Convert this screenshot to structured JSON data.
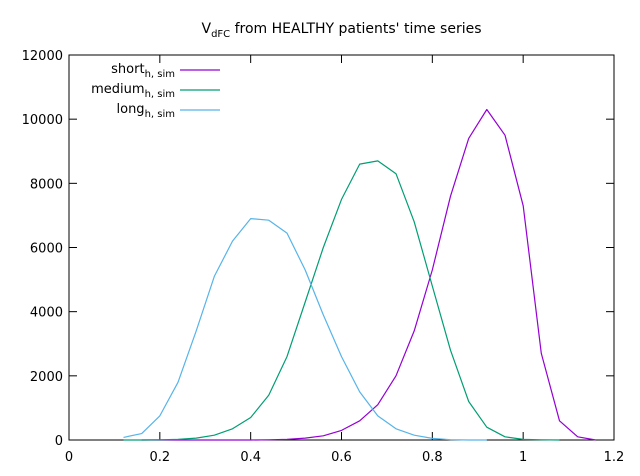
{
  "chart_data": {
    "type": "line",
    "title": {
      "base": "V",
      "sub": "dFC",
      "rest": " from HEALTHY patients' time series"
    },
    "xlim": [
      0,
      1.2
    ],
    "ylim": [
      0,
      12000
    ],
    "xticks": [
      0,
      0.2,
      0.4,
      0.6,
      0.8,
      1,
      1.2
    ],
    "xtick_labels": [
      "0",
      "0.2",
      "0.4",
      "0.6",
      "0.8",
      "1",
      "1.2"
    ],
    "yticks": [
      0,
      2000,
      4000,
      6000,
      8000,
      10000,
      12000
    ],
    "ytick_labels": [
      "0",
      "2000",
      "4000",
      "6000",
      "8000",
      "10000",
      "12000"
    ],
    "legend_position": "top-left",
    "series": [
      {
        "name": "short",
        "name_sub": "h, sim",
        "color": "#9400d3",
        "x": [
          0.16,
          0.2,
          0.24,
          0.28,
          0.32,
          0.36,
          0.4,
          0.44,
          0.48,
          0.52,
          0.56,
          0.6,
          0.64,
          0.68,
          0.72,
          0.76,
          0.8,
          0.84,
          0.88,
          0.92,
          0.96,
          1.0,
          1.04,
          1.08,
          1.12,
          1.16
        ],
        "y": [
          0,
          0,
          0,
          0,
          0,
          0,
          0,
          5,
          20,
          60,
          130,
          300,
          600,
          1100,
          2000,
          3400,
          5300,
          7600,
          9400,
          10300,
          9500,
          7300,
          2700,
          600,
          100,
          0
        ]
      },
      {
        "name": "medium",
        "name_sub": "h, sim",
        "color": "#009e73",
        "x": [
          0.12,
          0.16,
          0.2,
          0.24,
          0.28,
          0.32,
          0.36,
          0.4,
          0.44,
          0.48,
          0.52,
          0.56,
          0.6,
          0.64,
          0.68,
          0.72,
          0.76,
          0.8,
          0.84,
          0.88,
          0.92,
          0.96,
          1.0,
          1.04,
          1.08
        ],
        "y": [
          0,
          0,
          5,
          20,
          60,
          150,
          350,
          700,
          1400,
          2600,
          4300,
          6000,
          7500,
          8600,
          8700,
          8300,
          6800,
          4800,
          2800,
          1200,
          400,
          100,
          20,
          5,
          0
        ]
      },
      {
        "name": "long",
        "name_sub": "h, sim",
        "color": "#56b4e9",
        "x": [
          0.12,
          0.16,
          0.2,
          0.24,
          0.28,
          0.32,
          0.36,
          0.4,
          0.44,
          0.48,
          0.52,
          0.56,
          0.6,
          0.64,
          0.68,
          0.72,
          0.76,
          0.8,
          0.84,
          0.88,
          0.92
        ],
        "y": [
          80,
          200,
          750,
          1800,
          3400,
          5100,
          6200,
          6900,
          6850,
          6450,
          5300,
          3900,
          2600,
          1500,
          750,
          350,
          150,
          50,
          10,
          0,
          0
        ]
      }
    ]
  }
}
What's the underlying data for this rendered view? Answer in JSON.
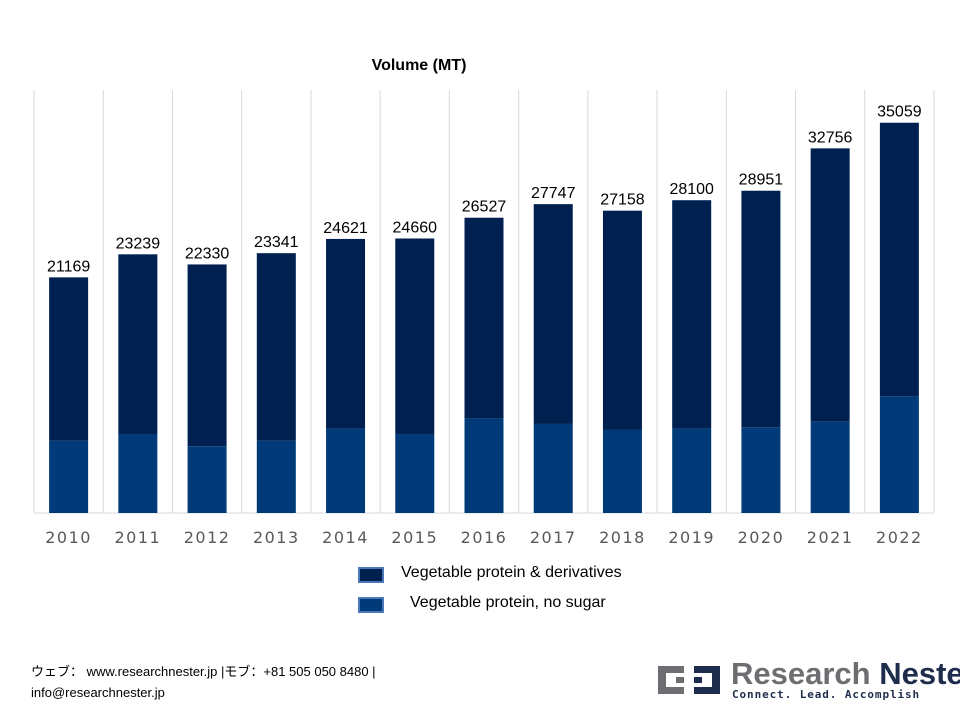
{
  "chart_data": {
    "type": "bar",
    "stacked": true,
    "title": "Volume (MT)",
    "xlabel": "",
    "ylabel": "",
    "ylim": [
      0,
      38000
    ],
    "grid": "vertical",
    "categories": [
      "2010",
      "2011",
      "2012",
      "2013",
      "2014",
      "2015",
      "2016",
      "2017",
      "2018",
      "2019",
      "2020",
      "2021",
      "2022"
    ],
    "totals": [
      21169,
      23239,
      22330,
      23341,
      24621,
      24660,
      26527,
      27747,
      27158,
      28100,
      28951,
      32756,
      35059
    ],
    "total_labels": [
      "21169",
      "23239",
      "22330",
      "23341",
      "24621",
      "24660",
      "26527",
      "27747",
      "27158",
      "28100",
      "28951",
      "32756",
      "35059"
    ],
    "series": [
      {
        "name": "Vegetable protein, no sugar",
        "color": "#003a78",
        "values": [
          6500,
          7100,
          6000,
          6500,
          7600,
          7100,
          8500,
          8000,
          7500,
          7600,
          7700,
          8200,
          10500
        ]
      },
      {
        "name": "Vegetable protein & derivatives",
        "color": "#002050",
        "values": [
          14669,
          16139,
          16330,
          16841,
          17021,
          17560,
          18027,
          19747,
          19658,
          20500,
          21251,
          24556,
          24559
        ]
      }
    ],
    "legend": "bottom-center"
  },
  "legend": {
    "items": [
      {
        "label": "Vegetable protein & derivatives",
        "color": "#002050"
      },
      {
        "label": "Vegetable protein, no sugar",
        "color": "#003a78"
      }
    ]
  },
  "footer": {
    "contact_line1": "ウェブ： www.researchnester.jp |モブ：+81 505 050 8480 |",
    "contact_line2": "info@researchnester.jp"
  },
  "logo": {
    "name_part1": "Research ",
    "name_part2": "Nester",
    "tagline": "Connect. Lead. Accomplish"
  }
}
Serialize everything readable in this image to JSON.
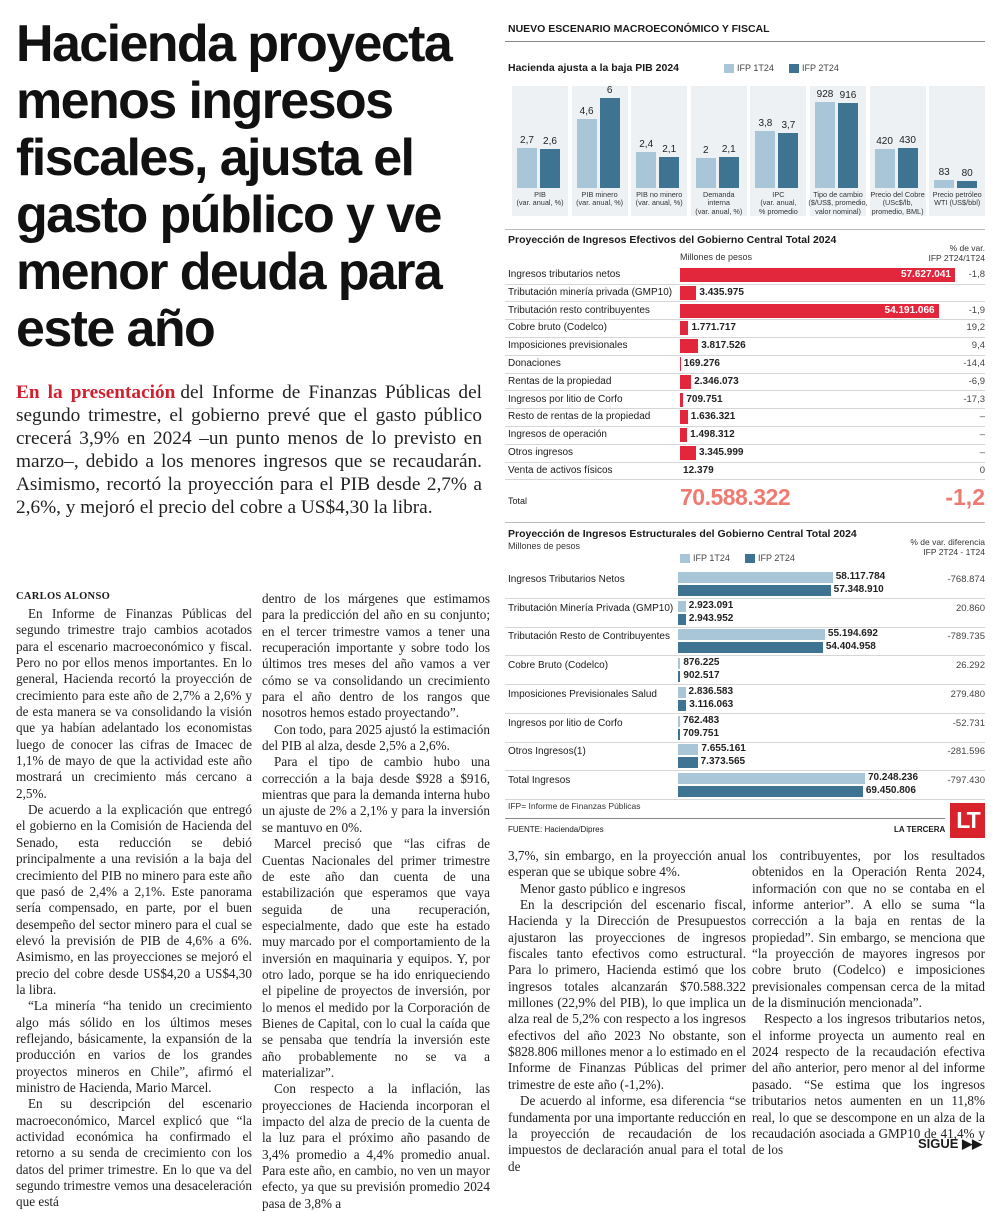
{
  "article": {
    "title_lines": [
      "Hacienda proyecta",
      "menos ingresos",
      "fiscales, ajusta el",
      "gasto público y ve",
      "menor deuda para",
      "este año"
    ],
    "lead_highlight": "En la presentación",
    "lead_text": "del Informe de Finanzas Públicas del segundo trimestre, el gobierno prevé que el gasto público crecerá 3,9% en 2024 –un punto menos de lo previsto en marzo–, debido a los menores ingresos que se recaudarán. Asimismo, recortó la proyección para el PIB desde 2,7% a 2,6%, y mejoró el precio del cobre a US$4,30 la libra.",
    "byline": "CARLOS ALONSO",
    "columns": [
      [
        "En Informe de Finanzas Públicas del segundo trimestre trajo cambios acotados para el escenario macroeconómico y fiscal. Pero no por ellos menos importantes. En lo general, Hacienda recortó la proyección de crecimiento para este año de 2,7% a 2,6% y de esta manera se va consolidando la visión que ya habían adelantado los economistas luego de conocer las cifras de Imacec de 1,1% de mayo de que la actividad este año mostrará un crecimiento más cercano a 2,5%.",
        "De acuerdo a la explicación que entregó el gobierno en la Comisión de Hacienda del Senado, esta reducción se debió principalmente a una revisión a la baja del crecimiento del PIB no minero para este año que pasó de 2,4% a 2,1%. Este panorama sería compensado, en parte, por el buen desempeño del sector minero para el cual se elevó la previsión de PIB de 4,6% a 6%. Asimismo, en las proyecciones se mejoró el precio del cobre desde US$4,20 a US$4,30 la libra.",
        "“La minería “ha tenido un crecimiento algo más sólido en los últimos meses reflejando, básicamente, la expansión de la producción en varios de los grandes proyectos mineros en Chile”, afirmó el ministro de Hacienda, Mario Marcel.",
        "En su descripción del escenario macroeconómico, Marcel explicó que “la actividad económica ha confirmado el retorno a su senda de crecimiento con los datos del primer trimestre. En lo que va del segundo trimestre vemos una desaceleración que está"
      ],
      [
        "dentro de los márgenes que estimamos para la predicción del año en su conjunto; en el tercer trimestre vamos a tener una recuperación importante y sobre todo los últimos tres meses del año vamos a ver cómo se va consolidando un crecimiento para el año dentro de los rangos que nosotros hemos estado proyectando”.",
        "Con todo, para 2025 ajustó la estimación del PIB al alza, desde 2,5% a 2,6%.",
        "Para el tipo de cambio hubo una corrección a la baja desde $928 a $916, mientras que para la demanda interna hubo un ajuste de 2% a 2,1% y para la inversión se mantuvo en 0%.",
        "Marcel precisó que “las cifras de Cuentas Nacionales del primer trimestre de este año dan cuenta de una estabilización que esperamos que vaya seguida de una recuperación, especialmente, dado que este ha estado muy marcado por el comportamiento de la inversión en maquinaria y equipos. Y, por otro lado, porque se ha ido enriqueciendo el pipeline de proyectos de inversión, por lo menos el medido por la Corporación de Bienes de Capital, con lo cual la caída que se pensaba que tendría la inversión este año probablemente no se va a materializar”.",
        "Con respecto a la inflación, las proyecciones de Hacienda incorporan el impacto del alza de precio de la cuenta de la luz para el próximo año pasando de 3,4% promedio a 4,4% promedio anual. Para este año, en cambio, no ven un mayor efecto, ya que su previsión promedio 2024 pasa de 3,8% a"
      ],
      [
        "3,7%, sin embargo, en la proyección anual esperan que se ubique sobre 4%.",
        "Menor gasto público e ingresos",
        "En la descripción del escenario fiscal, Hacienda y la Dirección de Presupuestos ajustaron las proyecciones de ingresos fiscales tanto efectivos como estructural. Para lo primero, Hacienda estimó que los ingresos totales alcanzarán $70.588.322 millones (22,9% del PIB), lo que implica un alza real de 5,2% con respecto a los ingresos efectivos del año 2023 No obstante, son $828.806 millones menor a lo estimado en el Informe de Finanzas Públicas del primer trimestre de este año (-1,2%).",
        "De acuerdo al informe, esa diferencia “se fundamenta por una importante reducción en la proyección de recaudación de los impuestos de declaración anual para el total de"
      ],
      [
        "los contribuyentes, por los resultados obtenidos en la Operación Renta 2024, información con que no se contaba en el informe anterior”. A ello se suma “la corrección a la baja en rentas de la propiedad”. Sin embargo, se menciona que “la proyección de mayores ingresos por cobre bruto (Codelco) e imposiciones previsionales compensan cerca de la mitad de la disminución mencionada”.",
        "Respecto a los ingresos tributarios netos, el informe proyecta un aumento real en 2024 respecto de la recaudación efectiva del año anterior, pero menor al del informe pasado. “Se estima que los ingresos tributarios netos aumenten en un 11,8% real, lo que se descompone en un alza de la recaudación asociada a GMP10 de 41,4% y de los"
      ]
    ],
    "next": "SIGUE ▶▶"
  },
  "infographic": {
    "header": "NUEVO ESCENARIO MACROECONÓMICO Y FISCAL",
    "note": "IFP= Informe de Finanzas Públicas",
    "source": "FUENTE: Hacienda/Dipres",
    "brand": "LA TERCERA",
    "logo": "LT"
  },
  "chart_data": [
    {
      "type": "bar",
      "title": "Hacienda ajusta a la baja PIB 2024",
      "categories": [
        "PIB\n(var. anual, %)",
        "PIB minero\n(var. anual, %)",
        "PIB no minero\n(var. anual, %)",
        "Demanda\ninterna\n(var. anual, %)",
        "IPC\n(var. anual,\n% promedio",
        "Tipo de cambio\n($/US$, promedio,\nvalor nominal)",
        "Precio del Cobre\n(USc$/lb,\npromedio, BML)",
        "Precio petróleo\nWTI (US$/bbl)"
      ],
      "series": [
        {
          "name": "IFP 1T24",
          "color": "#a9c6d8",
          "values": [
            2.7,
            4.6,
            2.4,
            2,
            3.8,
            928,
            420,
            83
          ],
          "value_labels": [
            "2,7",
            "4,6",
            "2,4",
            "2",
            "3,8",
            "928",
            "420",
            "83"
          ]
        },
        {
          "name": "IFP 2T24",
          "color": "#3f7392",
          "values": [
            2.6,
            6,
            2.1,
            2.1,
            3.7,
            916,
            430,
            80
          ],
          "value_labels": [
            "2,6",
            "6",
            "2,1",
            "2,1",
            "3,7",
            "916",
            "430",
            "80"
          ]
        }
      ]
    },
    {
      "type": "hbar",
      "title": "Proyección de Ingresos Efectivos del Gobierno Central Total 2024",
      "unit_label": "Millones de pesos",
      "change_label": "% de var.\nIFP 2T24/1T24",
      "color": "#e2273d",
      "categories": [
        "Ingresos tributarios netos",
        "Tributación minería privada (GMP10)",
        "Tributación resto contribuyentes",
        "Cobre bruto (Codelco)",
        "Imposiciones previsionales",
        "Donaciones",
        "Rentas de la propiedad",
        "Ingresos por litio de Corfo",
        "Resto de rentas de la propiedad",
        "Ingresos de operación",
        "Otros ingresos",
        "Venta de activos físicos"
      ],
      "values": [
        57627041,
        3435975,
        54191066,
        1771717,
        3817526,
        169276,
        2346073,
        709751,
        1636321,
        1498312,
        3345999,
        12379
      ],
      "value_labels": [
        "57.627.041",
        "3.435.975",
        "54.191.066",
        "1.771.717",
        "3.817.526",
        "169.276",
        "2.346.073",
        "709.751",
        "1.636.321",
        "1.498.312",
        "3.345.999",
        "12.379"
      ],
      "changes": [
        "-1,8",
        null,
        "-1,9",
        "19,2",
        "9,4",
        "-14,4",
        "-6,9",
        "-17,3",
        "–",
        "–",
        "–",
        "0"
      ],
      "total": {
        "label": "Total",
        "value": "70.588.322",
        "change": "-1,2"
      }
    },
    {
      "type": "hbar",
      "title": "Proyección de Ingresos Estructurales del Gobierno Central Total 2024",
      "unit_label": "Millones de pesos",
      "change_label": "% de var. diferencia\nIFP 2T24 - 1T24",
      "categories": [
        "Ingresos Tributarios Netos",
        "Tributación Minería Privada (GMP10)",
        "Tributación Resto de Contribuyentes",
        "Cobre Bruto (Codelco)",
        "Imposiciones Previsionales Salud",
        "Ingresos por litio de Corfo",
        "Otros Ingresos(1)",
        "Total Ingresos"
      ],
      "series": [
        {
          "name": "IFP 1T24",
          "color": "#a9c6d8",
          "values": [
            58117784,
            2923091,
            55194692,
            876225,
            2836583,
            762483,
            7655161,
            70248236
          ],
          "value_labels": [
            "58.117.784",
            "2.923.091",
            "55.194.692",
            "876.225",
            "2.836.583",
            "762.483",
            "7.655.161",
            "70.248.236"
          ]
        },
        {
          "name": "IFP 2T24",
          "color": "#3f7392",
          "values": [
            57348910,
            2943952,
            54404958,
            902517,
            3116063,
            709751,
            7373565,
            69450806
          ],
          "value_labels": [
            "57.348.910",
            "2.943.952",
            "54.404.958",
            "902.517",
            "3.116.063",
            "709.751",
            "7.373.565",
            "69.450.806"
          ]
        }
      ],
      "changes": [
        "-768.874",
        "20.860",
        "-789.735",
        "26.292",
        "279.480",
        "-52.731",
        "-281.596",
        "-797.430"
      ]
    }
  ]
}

**WHAT YOU HAVE TO DO**
Across all the entries above, how many lines hold the word "Vegetable"? Answer with the number only.

**WRITTEN REPLY**
4